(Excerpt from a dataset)
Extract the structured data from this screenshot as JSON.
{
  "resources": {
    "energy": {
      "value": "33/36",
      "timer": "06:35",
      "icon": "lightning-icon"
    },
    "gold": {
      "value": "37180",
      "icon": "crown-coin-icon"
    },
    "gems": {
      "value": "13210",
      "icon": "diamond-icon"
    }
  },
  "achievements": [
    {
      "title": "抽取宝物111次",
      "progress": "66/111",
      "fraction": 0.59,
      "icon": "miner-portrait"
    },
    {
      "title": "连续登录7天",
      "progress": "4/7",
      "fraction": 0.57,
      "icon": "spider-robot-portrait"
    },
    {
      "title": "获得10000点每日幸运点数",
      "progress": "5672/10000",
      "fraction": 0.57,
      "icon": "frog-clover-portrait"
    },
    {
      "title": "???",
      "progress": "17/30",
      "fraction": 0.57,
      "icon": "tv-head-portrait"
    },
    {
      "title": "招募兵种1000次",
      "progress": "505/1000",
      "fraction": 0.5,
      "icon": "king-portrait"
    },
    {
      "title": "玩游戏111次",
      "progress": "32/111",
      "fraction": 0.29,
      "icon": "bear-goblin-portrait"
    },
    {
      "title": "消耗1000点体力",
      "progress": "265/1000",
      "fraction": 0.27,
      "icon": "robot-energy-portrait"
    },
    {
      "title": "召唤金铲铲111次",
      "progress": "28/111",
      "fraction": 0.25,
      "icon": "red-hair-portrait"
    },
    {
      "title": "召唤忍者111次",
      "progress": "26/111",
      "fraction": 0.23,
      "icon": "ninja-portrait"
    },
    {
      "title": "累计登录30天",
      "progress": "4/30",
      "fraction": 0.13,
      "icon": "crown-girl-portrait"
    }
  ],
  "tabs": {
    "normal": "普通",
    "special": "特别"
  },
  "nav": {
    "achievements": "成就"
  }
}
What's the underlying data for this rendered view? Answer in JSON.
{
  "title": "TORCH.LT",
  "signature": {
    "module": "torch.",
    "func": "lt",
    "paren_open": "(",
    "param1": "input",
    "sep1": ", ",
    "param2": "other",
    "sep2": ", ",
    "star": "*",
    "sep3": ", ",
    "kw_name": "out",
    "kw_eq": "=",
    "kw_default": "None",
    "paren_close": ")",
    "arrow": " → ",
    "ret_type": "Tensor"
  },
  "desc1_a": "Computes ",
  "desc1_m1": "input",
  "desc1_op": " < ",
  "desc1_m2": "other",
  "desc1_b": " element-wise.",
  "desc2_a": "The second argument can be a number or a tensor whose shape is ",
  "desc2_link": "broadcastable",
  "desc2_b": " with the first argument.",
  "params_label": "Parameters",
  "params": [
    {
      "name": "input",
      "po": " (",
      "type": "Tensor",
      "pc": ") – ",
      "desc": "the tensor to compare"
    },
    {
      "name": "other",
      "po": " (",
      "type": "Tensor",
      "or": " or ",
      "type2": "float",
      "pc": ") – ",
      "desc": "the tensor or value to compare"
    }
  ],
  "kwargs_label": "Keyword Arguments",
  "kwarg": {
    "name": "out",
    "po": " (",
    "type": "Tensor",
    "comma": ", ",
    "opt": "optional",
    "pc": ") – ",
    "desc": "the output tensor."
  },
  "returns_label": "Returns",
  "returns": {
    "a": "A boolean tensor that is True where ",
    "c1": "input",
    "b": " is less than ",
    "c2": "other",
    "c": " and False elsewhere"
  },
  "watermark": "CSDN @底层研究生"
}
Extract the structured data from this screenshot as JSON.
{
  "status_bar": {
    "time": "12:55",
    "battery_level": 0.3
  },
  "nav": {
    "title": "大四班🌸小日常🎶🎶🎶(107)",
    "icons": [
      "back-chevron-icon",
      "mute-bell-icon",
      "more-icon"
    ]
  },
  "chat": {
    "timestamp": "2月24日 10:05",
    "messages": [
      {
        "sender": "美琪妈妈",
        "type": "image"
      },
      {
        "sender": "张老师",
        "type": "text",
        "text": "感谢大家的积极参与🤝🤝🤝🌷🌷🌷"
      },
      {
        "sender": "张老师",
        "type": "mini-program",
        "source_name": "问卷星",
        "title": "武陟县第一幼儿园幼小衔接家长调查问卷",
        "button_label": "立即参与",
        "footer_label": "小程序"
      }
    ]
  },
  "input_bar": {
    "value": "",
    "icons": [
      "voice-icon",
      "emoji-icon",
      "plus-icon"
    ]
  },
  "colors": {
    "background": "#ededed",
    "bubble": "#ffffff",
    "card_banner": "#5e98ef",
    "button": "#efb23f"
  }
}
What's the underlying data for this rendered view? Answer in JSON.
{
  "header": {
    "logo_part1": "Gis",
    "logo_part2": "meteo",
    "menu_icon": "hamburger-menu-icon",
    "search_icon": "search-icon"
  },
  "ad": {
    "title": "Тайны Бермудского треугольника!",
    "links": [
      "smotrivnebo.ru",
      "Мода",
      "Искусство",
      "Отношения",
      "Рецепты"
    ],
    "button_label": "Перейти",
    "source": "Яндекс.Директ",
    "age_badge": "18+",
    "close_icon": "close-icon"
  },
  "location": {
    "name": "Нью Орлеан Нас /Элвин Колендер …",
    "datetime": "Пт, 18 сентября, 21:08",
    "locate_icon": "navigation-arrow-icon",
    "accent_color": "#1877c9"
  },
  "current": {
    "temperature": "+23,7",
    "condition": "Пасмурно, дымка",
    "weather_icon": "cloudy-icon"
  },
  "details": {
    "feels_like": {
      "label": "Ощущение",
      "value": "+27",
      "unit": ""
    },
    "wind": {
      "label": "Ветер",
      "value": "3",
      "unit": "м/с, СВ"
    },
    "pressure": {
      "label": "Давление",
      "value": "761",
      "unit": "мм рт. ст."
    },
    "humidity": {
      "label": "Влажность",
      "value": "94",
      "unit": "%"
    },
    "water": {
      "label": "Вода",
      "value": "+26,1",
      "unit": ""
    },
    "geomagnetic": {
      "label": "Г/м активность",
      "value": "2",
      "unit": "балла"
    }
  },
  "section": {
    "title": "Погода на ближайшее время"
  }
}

■ Short exercise: Your answer should be a single number: how many lines in the data above include "robot"?

■ Task output: 2